──────── Recorded information ────────
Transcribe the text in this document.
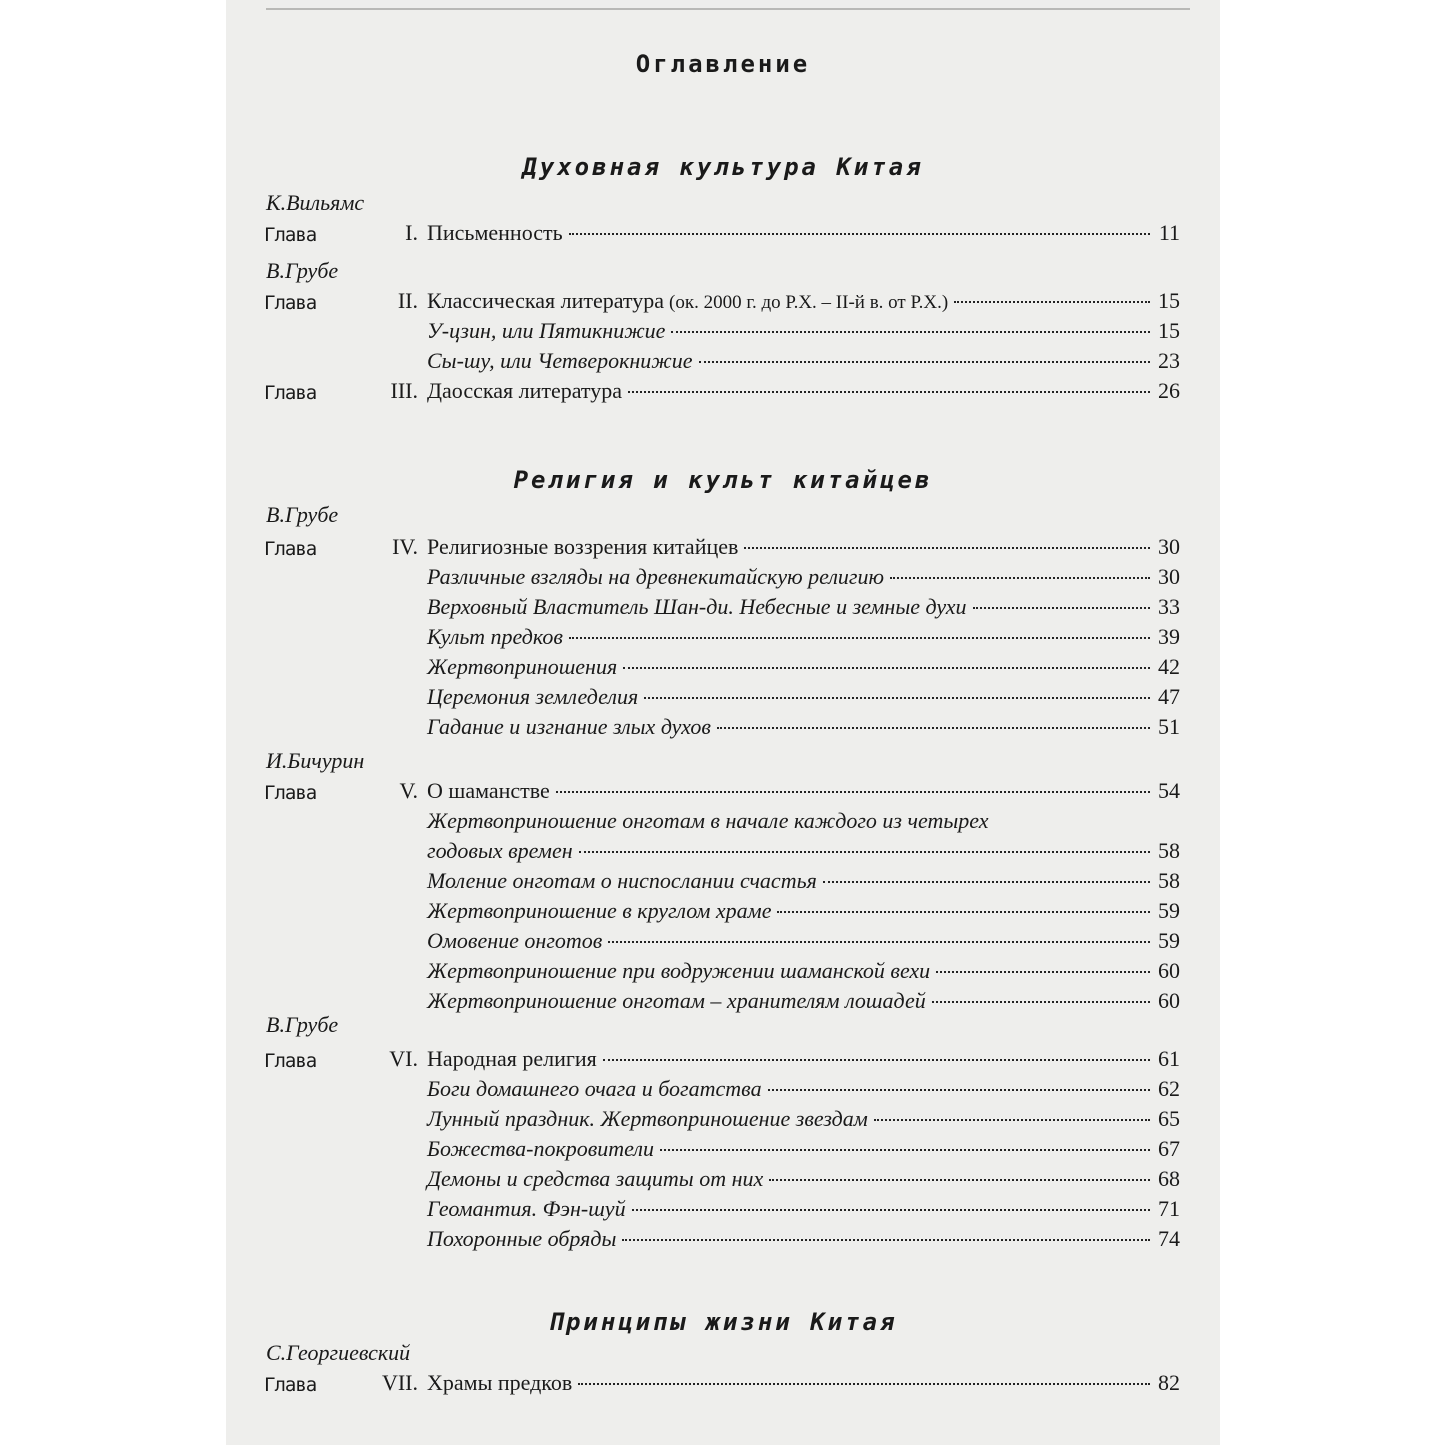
Оглавление
Духовная культура Китая
К.Вильямс
Глава	I. Письменность	11
В.Грубе
Глава	II. Классическая литература (ок. 2000 г. до Р.Х. – II-й в. от Р.Х.)	15
У-цзин, или Пятикнижие	15
Сы-шу, или Четверокнижие	23
Глава	III. Даосская литература	26
Религия и культ китайцев
В.Грубе
Глава	IV. Религиозные воззрения китайцев	30
Различные взгляды на древнекитайскую религию	30
Верховный Властитель Шан-ди. Небесные и земные духи	33
Культ предков	39
Жертвоприношения	42
Церемония земледелия	47
Гадание и изгнание злых духов	51
И.Бичурин
Глава	V. О шаманстве	54
Жертвоприношение онготам в начале каждого из четырех
годовых времен	58
Моление онготам о ниспослании счастья	58
Жертвоприношение в круглом храме	59
Омовение онготов	59
Жертвоприношение при водружении шаманской вехи	60
Жертвоприношение онготам – хранителям лошадей	60
В.Грубе
Глава	VI. Народная религия	61
Боги домашнего очага и богатства	62
Лунный праздник. Жертвоприношение звездам	65
Божества-покровители	67
Демоны и средства защиты от них	68
Геомантия. Фэн-шуй	71
Похоронные обряды	74
Принципы жизни Китая
С.Георгиевский
Глава	VII. Храмы предков	82
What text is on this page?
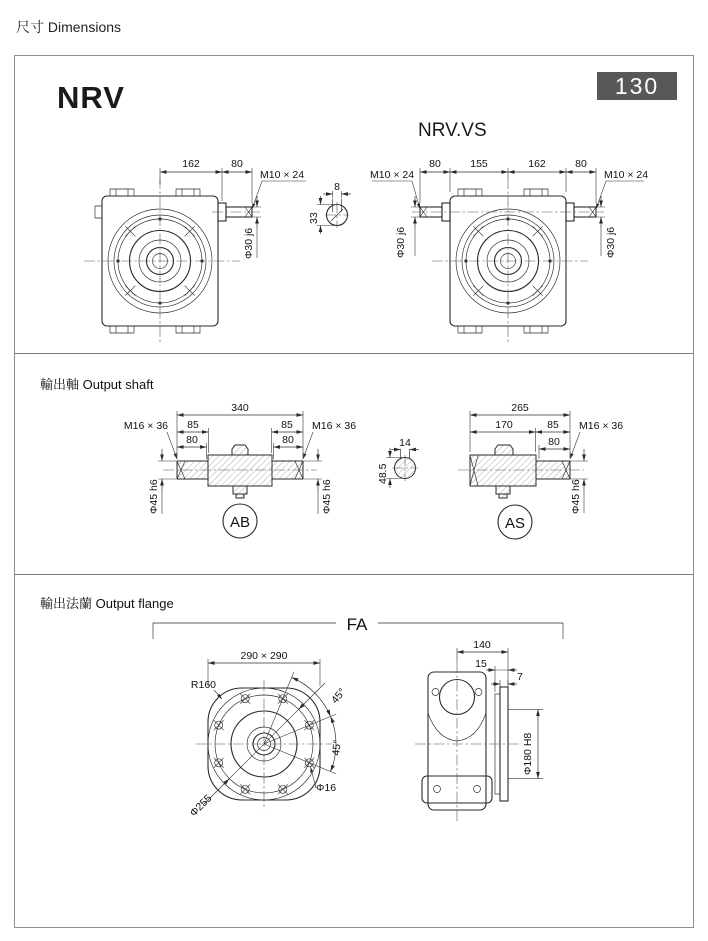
尺寸 Dimensions
NRV	130
NRV.VS
輸出軸 Output shaft
輸出法蘭 Output flange
162	80
M10 × 24
Φ30 j6
8
33
80	155	162	80
M10 × 24	M10 × 24
Φ30 j6	Φ30 j6
340
85
80
85
80
M16 × 36	M16 × 36
Φ45 h6	Φ45 h6
AB
14
48.5
265
170	85
80
M16 × 36
Φ45 h6
AS
FA
45°
45°
290 × 290
R160
Φ255
Φ16
140
15
7
Φ180 H8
────────
Write the records above out again exactly, with no pictures in your copy.

**Solution for this task**
Transcribe the text in this document.
Оглавление
Духовная культура Китая
К.Вильямс
Глава	I. Письменность	11
В.Грубе
Глава	II. Классическая литература (ок. 2000 г. до Р.Х. – II-й в. от Р.Х.)	15
У-цзин, или Пятикнижие	15
Сы-шу, или Четверокнижие	23
Глава	III. Даосская литература	26
Религия и культ китайцев
В.Грубе
Глава	IV. Религиозные воззрения китайцев	30
Различные взгляды на древнекитайскую религию	30
Верховный Властитель Шан-ди. Небесные и земные духи	33
Культ предков	39
Жертвоприношения	42
Церемония земледелия	47
Гадание и изгнание злых духов	51
И.Бичурин
Глава	V. О шаманстве	54
Жертвоприношение онготам в начале каждого из четырех
годовых времен	58
Моление онготам о ниспослании счастья	58
Жертвоприношение в круглом храме	59
Омовение онготов	59
Жертвоприношение при водружении шаманской вехи	60
Жертвоприношение онготам – хранителям лошадей	60
В.Грубе
Глава	VI. Народная религия	61
Боги домашнего очага и богатства	62
Лунный праздник. Жертвоприношение звездам	65
Божества-покровители	67
Демоны и средства защиты от них	68
Геомантия. Фэн-шуй	71
Похоронные обряды	74
Принципы жизни Китая
С.Георгиевский
Глава	VII. Храмы предков	82
What text is on this page?
尺寸 Dimensions
NRV	130
NRV.VS
輸出軸 Output shaft
輸出法蘭 Output flange
162	80
M10 × 24
Φ30 j6
8
33
80	155	162	80
M10 × 24	M10 × 24
Φ30 j6	Φ30 j6
340
85
80
85
80
M16 × 36	M16 × 36
Φ45 h6	Φ45 h6
AB
14
48.5
265
170	85
80
M16 × 36
Φ45 h6
AS
FA
45°
45°
290 × 290
R160
Φ255
Φ16
140
15
7
Φ180 H8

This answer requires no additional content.